### ページ

このように一次遅れで変化する外気の重量絶対湿度Hrealから算出される定常湿度補正量Brは図16第5段目に示したように、ゼロから一次遅れで小さくなり、t53のタイミングで所定値Br1に落ち着く。
この場合に、センサ出力に基づいて算出される外気の重量絶対湿度Hrealと目標重量絶対湿度tHの湿度偏差ΔHdを採ると、湿度偏差ΔHdは次式で与えられる値である。
ΔHd=tH−Hreal …(10)
(10)式の湿度偏差ΔHdは、図16第3段目に示したように、ゼロからt51のタイミングで小さくなってt52のタイミングで所定値ΔH1(負の値)となり、その後は徐々にゼロに向かって変化し、t53のタイミングでゼロに戻る。
このように変化する湿度偏差ΔHdに比例して過渡分湿度補正量Ar’を、つまり次式により過渡分湿度補正量Ar’を算出する。
Ar’=ΔHd×比例定数 …(11)
(11)式の過渡分湿度補正量Ar’は、図16第4段目に示したように、ゼロからt51のタイミングで小さくなってt52のタイミングで所定値Ar1’(負の値)となり、その後は徐々にゼロに向かって変化し、t53のタイミングでゼロに戻る。
図16最下段に破線で示したように、基本トレース点火時期ADVtr0に定常湿度補正量Brを加算して得られる目標トレース点火時期(図16では「定常湿度補正のみのtADVtr」で記載)は、t51のタイミングより一次遅れでしか変化しない。このため、当該目標トレース点時期がノック点の点火時期を外れて進角されることがあり、前述のようにノッキングが発生する。

######
### 与えられた情報

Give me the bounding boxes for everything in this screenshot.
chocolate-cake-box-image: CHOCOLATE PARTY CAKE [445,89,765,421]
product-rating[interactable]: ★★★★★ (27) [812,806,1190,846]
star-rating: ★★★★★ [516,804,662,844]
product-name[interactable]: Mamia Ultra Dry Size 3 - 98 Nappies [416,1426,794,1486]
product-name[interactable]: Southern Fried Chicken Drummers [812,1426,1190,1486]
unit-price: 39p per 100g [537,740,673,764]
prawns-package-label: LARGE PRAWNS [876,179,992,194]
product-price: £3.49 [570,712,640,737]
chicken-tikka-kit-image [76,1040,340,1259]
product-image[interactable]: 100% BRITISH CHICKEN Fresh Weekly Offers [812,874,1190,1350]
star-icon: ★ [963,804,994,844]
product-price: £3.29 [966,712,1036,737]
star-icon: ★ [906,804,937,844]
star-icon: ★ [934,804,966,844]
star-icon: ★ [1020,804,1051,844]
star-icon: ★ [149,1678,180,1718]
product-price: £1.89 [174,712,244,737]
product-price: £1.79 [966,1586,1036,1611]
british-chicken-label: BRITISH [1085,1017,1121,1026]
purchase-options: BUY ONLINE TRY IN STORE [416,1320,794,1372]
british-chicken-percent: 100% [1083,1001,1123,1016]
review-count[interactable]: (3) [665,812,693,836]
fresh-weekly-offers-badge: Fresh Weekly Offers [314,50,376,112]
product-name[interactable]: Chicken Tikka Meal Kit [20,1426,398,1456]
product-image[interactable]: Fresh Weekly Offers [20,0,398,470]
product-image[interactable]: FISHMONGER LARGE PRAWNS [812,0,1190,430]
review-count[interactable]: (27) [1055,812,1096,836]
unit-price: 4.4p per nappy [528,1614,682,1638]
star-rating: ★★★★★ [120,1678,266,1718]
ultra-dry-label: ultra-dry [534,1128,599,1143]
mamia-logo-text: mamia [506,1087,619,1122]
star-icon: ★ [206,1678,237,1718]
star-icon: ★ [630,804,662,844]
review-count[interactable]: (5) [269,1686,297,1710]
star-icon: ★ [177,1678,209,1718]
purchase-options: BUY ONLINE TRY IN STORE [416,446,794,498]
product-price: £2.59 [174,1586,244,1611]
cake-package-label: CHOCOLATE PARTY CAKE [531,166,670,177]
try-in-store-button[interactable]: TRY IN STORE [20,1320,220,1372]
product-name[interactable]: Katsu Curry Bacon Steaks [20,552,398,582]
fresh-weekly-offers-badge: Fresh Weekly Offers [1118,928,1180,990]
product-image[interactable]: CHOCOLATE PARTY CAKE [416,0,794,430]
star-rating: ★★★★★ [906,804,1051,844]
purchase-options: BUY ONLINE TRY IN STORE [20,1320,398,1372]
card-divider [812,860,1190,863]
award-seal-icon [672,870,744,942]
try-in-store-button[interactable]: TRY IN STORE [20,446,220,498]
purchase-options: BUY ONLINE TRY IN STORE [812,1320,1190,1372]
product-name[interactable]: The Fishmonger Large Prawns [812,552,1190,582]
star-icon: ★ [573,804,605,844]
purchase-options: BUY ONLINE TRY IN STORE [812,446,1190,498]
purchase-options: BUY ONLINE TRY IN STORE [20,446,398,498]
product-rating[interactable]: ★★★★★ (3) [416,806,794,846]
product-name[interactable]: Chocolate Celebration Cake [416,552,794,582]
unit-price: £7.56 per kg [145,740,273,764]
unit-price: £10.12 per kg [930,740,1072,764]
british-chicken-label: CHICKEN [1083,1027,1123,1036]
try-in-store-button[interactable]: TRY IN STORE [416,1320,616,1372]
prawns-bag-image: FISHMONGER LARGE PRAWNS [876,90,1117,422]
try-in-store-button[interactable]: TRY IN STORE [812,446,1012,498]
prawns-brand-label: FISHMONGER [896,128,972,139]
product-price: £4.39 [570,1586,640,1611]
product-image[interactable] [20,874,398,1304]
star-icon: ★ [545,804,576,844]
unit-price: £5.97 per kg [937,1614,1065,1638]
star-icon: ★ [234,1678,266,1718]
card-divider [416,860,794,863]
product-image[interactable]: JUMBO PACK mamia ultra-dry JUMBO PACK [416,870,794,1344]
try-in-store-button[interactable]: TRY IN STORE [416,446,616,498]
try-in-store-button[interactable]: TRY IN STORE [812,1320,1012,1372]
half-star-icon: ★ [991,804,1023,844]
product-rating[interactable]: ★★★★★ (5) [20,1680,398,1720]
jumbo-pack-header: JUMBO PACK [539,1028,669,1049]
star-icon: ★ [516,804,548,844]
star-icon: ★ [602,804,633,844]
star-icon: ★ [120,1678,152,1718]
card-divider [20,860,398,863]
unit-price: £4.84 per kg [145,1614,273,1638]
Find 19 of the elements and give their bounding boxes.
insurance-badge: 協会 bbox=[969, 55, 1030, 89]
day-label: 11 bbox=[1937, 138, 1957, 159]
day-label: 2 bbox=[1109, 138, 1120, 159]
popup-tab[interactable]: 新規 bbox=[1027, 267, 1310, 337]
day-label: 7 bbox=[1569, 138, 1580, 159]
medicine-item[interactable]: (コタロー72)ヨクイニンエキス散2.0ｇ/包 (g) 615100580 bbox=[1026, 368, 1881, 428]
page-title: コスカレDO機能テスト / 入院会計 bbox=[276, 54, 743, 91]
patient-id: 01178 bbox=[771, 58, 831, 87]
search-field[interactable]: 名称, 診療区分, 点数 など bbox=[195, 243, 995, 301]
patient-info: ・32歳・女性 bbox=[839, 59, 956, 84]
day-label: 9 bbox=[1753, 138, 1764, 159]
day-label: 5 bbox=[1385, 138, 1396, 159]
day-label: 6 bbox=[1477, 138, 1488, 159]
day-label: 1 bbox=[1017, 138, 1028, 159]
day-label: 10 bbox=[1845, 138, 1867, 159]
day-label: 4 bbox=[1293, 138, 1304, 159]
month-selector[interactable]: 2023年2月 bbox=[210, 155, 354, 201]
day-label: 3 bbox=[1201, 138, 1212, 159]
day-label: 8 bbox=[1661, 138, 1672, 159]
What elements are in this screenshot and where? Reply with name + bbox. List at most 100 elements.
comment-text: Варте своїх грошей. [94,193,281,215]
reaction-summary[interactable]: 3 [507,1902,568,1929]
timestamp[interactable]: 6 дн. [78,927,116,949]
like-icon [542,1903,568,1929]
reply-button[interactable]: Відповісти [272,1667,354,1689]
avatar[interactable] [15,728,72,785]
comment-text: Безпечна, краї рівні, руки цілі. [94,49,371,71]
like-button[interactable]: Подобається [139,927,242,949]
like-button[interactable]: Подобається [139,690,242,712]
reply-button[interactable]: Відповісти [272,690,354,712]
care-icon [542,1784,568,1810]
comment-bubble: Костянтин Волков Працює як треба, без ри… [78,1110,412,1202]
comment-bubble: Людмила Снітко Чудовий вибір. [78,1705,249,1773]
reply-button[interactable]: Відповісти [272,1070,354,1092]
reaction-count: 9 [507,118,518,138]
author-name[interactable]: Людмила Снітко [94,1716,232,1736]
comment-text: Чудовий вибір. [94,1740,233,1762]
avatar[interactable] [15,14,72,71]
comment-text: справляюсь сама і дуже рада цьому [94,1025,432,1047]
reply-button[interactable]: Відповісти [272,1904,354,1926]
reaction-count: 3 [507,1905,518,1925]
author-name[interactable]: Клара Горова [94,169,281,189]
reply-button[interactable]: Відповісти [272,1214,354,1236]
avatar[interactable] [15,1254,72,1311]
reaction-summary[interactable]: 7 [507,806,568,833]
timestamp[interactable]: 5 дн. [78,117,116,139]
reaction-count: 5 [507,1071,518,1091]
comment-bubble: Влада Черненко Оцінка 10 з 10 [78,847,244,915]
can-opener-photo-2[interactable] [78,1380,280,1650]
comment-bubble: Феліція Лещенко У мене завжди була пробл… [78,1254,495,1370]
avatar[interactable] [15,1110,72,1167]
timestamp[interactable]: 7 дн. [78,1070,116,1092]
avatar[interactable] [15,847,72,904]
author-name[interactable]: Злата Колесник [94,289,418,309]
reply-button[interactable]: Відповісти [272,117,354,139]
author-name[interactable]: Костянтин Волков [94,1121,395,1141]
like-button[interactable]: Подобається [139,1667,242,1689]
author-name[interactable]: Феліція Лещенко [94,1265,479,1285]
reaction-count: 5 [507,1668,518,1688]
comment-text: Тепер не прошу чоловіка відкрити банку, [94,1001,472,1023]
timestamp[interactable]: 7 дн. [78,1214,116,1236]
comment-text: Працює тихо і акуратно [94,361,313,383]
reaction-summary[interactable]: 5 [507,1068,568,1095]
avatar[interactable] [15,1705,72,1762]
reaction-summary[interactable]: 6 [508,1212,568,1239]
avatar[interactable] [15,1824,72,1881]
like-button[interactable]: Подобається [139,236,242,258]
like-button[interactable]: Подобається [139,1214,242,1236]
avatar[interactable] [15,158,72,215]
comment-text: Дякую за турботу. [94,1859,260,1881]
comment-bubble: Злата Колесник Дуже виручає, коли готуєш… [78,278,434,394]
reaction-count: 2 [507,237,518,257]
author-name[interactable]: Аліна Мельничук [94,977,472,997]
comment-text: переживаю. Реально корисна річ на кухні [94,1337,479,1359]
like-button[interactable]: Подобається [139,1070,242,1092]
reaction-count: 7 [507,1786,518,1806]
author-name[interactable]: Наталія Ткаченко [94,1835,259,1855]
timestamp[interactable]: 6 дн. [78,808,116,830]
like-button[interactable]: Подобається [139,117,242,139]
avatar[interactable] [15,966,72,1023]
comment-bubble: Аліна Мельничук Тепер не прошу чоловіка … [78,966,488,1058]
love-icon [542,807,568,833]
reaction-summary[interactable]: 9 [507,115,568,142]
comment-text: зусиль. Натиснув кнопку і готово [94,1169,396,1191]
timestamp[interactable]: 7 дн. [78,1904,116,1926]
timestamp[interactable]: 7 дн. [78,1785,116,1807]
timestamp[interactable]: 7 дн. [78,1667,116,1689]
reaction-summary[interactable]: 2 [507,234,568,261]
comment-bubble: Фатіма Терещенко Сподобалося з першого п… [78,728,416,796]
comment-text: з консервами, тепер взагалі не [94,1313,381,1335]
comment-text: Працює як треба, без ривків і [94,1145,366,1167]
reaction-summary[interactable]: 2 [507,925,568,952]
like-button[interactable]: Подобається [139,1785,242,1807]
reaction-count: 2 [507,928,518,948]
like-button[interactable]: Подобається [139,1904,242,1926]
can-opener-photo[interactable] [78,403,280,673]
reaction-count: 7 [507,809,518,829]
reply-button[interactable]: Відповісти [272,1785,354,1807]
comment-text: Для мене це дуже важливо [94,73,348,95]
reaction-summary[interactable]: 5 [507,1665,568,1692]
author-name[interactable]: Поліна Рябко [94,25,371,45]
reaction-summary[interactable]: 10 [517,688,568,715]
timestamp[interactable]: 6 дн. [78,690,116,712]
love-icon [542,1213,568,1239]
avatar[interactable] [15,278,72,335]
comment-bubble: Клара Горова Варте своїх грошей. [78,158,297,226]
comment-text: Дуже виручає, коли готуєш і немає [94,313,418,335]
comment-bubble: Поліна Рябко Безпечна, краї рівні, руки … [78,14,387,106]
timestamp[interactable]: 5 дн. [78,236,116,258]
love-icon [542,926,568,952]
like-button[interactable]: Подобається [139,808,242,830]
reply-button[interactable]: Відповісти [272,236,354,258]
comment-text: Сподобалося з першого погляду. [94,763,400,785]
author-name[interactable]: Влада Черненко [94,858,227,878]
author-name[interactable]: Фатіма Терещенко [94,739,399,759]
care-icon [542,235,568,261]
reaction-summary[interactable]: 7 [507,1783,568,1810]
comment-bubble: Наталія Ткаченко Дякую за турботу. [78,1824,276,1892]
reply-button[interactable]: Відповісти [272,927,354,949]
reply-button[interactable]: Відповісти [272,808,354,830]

######

* 指示内容
点火時期の湿度補正を扱う本文によると、湿度偏差ΔHdはt52のタイミングでどのような値になりますか。 これらの項目は本文とは関係がありません。

* この問題の解答
所定値ΔH1(負の値)になります。